## [SET TASK]
Copy each line that contains the string "image".

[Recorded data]
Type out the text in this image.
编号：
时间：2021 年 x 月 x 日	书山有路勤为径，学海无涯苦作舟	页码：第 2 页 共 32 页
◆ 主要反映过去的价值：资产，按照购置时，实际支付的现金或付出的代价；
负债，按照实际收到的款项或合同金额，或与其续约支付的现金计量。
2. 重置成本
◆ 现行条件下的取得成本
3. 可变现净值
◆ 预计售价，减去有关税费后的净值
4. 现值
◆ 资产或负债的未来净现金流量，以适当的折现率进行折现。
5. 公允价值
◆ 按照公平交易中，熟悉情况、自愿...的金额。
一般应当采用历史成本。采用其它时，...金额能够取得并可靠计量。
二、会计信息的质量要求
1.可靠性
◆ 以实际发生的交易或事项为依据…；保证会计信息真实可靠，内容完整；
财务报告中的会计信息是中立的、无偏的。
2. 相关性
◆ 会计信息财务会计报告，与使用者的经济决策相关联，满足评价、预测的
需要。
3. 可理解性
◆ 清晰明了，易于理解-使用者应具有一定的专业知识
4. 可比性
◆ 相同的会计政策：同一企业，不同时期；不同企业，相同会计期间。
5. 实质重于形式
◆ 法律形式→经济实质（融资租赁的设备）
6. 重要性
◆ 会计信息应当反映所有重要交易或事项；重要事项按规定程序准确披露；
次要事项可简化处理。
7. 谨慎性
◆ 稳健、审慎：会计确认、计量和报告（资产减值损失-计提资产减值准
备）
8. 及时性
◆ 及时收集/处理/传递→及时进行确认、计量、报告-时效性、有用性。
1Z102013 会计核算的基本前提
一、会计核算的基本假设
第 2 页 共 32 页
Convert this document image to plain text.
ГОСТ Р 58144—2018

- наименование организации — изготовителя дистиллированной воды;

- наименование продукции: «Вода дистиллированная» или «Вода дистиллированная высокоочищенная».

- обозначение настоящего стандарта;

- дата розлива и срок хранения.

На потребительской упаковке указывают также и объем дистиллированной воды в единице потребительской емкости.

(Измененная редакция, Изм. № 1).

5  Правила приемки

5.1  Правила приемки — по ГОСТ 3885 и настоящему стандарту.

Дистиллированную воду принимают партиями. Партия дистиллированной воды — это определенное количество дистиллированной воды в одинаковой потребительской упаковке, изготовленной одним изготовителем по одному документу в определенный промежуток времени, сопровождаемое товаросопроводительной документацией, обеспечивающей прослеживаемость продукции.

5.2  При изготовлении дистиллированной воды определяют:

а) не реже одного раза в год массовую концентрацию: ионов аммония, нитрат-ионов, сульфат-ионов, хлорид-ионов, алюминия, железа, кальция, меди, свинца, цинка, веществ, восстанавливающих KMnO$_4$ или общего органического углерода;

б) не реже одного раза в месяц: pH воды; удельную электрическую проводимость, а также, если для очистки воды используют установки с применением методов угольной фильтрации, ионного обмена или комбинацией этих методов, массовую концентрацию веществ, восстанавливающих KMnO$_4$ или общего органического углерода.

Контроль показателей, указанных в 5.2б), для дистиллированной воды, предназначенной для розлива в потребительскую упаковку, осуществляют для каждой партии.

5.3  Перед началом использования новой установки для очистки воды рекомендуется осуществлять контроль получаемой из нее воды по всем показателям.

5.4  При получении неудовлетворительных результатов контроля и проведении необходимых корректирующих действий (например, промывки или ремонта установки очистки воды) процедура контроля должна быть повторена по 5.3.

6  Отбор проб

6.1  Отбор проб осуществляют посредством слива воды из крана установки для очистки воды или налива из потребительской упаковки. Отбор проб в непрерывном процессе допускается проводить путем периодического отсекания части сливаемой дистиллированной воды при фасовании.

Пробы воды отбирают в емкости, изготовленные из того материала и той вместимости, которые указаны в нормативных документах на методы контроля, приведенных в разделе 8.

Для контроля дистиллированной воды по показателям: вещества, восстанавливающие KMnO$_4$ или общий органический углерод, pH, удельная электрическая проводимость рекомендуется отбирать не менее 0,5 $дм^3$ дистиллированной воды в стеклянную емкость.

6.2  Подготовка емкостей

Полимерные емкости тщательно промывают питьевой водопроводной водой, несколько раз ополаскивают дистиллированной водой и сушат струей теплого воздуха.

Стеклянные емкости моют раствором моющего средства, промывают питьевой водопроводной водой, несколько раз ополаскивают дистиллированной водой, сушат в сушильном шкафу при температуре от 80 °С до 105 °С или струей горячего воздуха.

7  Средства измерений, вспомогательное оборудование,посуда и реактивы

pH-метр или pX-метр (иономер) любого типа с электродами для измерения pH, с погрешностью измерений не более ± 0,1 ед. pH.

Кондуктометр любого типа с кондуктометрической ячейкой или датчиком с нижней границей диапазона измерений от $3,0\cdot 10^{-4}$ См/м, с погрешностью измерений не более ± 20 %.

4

## [SOLUTION TO THIS PROBLEM]
Type out the text in this image.
Convert this document image to plain text.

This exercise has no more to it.